— START OF Supplied material —

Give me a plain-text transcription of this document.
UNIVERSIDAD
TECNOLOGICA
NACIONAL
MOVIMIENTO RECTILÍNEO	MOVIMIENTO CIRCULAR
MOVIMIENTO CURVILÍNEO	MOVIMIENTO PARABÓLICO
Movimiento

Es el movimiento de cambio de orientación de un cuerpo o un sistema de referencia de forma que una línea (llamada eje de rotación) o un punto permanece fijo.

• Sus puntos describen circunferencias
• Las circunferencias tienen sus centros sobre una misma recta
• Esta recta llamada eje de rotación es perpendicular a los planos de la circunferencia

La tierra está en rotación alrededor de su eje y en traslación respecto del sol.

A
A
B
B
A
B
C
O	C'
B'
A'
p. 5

— END OF Supplied material —

• **What the task asks**
Reproduce each line of the material above precisely.

• **Answer for this exercise**
Give me a plain-text transcription of this document.
UNIVERSIDAD
TECNOLOGICA
NACIONAL
MOVIMIENTO RECTILÍNEO	MOVIMIENTO CIRCULAR
MOVIMIENTO CURVILÍNEO	MOVIMIENTO PARABÓLICO
Movimiento

Es el movimiento de cambio de orientación de un cuerpo o un sistema de referencia de forma que una línea (llamada eje de rotación) o un punto permanece fijo.

• Sus puntos describen circunferencias
• Las circunferencias tienen sus centros sobre una misma recta
• Esta recta llamada eje de rotación es perpendicular a los planos de la circunferencia

La tierra está en rotación alrededor de su eje y en traslación respecto del sol.

A
A
B
B
A
B
C
O	C'
B'
A'
p. 5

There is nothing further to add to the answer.